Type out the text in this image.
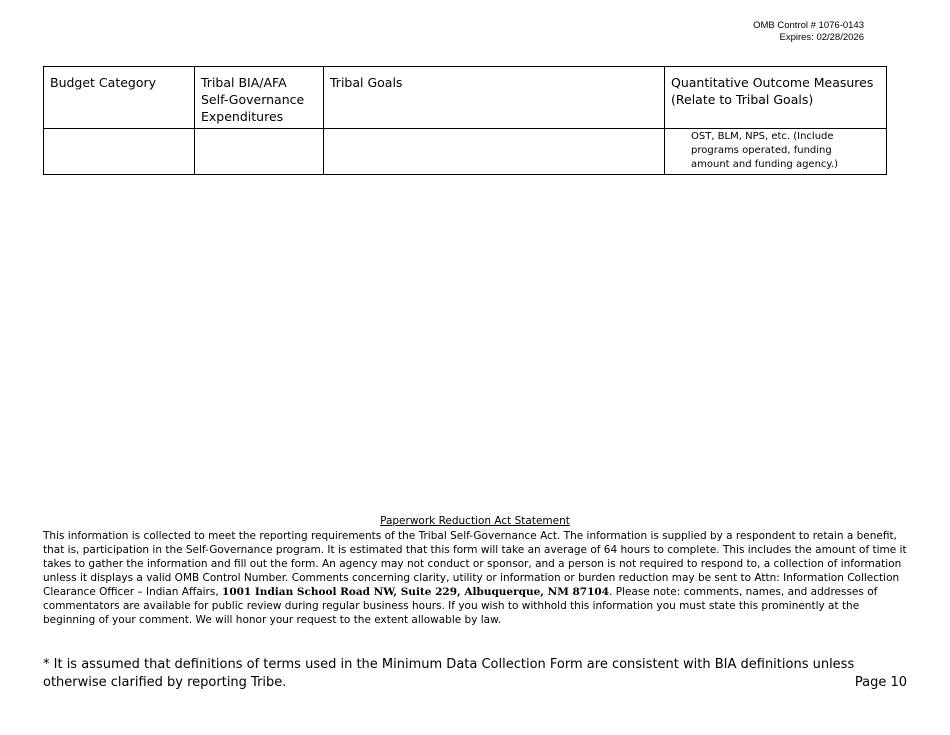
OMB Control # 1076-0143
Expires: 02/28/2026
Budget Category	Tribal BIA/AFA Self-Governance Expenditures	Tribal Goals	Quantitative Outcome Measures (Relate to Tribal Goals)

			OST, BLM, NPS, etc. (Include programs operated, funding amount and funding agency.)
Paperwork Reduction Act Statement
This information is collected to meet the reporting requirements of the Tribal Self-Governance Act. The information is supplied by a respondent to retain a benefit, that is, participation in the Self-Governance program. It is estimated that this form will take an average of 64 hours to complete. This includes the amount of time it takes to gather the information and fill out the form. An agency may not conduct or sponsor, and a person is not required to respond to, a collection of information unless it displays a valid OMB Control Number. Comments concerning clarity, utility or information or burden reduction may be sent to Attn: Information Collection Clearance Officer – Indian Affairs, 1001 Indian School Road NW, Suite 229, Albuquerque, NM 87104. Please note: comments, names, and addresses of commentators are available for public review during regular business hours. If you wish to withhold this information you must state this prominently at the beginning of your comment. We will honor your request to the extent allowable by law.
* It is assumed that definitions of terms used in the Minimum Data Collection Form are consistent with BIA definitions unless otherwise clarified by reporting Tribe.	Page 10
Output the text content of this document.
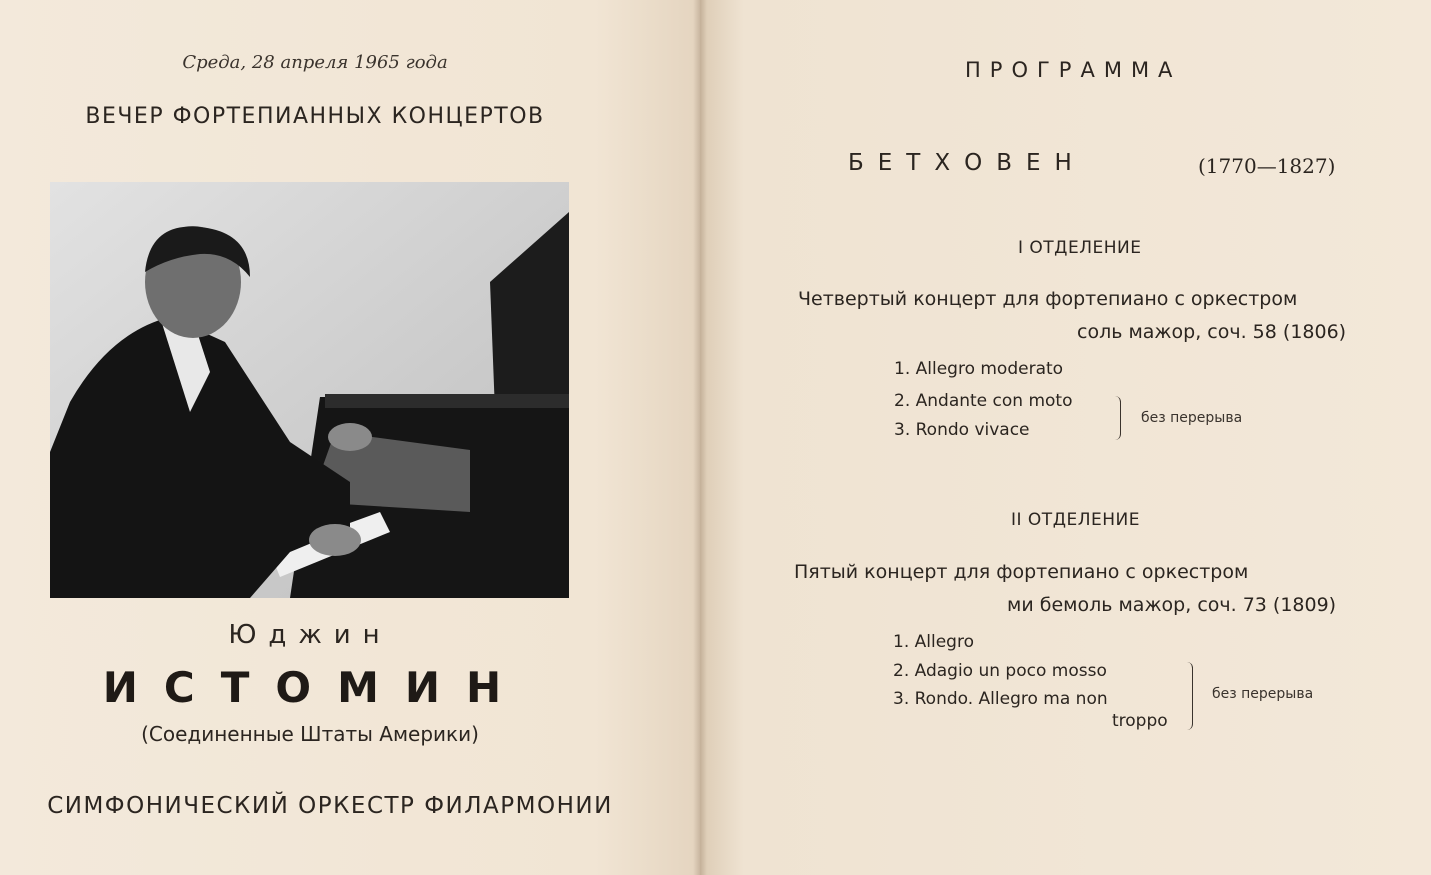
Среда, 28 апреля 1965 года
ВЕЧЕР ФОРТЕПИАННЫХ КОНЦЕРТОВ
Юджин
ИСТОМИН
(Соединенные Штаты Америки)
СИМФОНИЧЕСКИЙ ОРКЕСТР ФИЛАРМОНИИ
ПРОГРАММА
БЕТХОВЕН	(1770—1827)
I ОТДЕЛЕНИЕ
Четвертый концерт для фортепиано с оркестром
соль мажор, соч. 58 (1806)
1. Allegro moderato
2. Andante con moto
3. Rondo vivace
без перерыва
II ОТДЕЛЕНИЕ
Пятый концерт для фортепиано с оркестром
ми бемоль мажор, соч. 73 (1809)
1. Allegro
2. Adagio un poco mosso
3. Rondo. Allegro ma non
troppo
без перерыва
+ + + +
• **Task description**
Give the entries again without a single change, but with no pictures.

• **Full solution**
Type out the text in this image.
OMB Control # 1076-0143
Expires: 02/28/2026
Budget Category	Tribal BIA/AFA Self-Governance Expenditures	Tribal Goals	Quantitative Outcome Measures (Relate to Tribal Goals)

			OST, BLM, NPS, etc. (Include programs operated, funding amount and funding agency.)
Paperwork Reduction Act Statement
This information is collected to meet the reporting requirements of the Tribal Self-Governance Act. The information is supplied by a respondent to retain a benefit, that is, participation in the Self-Governance program. It is estimated that this form will take an average of 64 hours to complete. This includes the amount of time it takes to gather the information and fill out the form. An agency may not conduct or sponsor, and a person is not required to respond to, a collection of information unless it displays a valid OMB Control Number. Comments concerning clarity, utility or information or burden reduction may be sent to Attn: Information Collection Clearance Officer – Indian Affairs, 1001 Indian School Road NW, Suite 229, Albuquerque, NM 87104. Please note: comments, names, and addresses of commentators are available for public review during regular business hours. If you wish to withhold this information you must state this prominently at the beginning of your comment. We will honor your request to the extent allowable by law.
* It is assumed that definitions of terms used in the Minimum Data Collection Form are consistent with BIA definitions unless otherwise clarified by reporting Tribe.	Page 10
Output the text content of this document.
Среда, 28 апреля 1965 года
ВЕЧЕР ФОРТЕПИАННЫХ КОНЦЕРТОВ
Юджин
ИСТОМИН
(Соединенные Штаты Америки)
СИМФОНИЧЕСКИЙ ОРКЕСТР ФИЛАРМОНИИ
ПРОГРАММА
БЕТХОВЕН	(1770—1827)
I ОТДЕЛЕНИЕ
Четвертый концерт для фортепиано с оркестром
соль мажор, соч. 58 (1806)
1. Allegro moderato
2. Andante con moto
3. Rondo vivace
без перерыва
II ОТДЕЛЕНИЕ
Пятый концерт для фортепиано с оркестром
ми бемоль мажор, соч. 73 (1809)
1. Allegro
2. Adagio un poco mosso
3. Rondo. Allegro ma non
troppo
без перерыва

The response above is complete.